STATED TASK
Wherever the string "sierpnia" appears in the listing, copy that line.

-- Begin --

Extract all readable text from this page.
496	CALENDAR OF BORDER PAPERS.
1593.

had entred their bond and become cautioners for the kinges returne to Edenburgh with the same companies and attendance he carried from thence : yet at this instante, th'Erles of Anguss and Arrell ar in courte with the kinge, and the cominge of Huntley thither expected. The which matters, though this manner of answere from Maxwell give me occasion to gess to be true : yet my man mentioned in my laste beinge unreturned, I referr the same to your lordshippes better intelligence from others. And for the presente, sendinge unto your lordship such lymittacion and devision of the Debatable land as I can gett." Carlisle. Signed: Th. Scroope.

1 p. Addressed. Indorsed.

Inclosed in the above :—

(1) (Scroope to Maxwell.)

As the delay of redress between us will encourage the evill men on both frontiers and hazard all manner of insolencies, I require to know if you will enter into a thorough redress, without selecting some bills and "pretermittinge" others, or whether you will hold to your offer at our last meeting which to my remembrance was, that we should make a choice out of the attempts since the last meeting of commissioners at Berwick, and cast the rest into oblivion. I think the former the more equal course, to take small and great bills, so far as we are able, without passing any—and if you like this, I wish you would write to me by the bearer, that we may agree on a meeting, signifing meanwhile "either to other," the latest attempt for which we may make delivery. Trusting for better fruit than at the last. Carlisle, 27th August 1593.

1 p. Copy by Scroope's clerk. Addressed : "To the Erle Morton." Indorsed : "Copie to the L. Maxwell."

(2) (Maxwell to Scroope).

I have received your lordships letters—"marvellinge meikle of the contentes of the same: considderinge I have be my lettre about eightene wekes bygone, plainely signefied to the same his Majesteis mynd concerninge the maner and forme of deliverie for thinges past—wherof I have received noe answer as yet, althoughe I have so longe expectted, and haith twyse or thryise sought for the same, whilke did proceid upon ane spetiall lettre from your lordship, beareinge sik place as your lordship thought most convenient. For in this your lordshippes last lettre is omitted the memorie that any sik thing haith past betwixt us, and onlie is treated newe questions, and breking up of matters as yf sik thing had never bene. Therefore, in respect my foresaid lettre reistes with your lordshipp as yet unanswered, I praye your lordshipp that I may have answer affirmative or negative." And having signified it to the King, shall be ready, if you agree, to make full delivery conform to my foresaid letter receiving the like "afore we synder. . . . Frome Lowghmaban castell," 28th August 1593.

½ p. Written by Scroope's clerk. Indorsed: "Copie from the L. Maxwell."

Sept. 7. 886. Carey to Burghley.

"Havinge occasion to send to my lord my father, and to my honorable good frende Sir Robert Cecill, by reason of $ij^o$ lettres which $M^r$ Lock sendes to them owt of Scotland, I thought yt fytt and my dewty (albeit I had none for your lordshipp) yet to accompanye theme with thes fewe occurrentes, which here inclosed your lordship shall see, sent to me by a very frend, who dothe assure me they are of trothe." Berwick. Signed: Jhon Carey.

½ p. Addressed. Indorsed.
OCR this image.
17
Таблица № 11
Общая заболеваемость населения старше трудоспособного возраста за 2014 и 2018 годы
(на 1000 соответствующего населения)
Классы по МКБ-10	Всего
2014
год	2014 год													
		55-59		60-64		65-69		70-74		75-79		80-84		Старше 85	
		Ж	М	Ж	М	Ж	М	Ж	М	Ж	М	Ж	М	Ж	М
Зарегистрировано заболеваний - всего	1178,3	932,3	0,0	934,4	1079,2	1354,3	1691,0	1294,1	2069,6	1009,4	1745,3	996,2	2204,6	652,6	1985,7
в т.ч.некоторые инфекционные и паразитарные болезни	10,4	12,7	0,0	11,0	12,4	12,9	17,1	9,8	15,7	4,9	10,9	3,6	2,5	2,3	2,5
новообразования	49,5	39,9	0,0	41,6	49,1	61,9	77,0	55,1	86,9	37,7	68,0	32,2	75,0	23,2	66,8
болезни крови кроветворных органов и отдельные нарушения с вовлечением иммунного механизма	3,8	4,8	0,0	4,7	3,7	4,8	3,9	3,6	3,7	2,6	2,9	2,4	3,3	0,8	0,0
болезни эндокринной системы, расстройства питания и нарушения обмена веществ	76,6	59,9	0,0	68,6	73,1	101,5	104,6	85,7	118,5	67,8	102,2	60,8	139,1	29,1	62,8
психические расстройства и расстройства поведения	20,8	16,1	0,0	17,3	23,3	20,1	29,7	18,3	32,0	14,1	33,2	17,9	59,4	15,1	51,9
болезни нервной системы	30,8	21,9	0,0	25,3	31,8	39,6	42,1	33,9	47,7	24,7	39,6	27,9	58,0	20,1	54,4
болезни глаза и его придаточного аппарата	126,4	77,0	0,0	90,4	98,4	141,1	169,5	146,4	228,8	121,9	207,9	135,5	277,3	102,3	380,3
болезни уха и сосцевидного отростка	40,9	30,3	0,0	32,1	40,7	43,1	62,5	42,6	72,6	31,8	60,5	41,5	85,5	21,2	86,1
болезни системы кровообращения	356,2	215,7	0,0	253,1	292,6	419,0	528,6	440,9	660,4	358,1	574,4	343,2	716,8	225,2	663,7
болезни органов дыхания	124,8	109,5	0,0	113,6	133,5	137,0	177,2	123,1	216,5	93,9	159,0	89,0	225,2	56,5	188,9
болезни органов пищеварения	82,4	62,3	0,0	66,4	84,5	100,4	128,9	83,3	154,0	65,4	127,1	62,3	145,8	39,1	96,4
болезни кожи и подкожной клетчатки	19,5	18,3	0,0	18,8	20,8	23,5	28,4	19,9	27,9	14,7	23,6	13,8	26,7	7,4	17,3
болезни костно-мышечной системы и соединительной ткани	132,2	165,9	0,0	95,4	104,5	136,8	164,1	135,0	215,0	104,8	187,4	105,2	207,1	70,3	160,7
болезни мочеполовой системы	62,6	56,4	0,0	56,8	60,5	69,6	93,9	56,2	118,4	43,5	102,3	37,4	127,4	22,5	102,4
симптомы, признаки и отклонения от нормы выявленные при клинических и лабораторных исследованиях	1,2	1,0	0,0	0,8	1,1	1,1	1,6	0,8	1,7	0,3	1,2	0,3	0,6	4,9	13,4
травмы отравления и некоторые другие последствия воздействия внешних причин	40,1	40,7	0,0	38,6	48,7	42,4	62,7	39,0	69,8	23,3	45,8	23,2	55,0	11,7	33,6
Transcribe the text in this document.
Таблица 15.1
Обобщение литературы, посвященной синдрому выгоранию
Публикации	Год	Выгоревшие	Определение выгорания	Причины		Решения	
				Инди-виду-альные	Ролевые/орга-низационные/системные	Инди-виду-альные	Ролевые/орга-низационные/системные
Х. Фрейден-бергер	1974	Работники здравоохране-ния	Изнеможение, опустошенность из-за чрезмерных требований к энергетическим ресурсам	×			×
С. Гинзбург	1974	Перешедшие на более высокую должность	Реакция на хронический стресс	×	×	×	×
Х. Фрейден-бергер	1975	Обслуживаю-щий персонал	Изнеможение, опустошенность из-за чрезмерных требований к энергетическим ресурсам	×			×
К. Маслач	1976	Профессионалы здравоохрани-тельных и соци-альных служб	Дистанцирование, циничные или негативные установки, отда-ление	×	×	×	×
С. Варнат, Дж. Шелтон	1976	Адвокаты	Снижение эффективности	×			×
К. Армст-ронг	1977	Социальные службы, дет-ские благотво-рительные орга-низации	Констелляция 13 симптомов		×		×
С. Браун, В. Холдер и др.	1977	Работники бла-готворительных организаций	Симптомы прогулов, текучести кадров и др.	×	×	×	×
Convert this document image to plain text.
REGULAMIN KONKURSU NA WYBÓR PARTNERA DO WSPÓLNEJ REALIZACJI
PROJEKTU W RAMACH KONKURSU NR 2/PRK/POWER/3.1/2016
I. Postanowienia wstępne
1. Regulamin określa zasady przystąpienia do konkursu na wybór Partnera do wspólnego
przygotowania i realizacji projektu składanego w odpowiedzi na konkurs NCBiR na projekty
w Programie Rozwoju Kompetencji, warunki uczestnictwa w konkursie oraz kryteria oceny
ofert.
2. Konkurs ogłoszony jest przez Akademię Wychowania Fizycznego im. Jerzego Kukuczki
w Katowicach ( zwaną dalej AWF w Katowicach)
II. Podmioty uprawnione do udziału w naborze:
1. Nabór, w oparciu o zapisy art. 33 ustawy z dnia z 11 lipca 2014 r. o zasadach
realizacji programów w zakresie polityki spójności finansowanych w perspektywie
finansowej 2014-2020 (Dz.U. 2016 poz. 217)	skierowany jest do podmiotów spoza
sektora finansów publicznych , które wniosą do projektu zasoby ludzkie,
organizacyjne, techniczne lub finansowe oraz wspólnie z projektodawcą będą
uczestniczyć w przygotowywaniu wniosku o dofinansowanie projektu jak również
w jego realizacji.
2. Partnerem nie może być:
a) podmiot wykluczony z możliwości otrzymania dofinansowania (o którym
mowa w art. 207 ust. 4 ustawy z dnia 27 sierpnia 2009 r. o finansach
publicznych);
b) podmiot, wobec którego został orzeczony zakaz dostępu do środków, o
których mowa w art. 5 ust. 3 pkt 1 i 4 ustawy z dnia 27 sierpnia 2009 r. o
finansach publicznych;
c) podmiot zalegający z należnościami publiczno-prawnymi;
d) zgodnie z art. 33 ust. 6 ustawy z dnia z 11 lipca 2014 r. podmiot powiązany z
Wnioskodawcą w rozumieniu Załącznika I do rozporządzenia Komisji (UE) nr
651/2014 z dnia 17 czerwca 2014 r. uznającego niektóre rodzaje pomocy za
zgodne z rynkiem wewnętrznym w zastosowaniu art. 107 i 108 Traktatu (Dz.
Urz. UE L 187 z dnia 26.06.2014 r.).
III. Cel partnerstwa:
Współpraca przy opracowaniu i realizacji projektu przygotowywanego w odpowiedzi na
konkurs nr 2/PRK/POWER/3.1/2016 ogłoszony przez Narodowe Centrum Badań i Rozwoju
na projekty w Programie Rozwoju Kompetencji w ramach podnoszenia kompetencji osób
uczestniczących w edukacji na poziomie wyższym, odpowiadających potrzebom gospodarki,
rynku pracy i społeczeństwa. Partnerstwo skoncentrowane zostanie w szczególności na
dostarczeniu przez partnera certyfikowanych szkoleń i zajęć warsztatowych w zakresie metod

-- End --

COMPLETE RESPONSE
mowa w art. 207 ust. 4 ustawy z dnia 27 sierpnia 2009 r. o finansach
których mowa w art. 5 ust. 3 pkt 1 i 4 ustawy z dnia 27 sierpnia 2009 r. o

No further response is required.